**Goal**
Provide the data again in its entirety, exactly as given.

**Extracted information**
++++++

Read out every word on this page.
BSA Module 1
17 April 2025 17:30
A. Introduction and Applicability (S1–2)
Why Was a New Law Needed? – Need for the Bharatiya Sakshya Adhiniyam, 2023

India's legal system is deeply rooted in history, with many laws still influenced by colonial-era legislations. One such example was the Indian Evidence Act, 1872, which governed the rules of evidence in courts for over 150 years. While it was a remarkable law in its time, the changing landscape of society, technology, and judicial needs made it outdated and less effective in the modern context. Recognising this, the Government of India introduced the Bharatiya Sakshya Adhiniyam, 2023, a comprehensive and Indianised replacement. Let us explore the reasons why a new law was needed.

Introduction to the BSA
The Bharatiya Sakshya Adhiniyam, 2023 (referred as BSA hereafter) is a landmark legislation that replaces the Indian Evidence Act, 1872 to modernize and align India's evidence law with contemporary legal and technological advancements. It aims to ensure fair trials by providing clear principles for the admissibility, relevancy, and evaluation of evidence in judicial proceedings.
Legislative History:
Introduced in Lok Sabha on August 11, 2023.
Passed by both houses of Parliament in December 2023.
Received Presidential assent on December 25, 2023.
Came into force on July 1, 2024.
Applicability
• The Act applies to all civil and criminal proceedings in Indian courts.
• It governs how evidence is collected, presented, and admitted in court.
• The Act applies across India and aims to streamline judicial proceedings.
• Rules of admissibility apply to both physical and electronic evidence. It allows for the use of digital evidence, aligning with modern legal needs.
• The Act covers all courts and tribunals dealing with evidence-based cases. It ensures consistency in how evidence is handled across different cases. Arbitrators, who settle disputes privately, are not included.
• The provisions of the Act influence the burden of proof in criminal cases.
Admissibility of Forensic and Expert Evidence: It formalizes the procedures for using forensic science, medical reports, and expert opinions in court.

++++++

**Task answer**
Read out every word on this page.
BSA Module 1
17 April 2025 17:30
A. Introduction and Applicability (S1–2)
Why Was a New Law Needed? – Need for the Bharatiya Sakshya Adhiniyam, 2023

India's legal system is deeply rooted in history, with many laws still influenced by colonial-era legislations. One such example was the Indian Evidence Act, 1872, which governed the rules of evidence in courts for over 150 years. While it was a remarkable law in its time, the changing landscape of society, technology, and judicial needs made it outdated and less effective in the modern context. Recognising this, the Government of India introduced the Bharatiya Sakshya Adhiniyam, 2023, a comprehensive and Indianised replacement. Let us explore the reasons why a new law was needed.

Introduction to the BSA
The Bharatiya Sakshya Adhiniyam, 2023 (referred as BSA hereafter) is a landmark legislation that replaces the Indian Evidence Act, 1872 to modernize and align India's evidence law with contemporary legal and technological advancements. It aims to ensure fair trials by providing clear principles for the admissibility, relevancy, and evaluation of evidence in judicial proceedings.
Legislative History:
Introduced in Lok Sabha on August 11, 2023.
Passed by both houses of Parliament in December 2023.
Received Presidential assent on December 25, 2023.
Came into force on July 1, 2024.
Applicability
• The Act applies to all civil and criminal proceedings in Indian courts.
• It governs how evidence is collected, presented, and admitted in court.
• The Act applies across India and aims to streamline judicial proceedings.
• Rules of admissibility apply to both physical and electronic evidence. It allows for the use of digital evidence, aligning with modern legal needs.
• The Act covers all courts and tribunals dealing with evidence-based cases. It ensures consistency in how evidence is handled across different cases. Arbitrators, who settle disputes privately, are not included.
• The provisions of the Act influence the burden of proof in criminal cases.
Admissibility of Forensic and Expert Evidence: It formalizes the procedures for using forensic science, medical reports, and expert opinions in court.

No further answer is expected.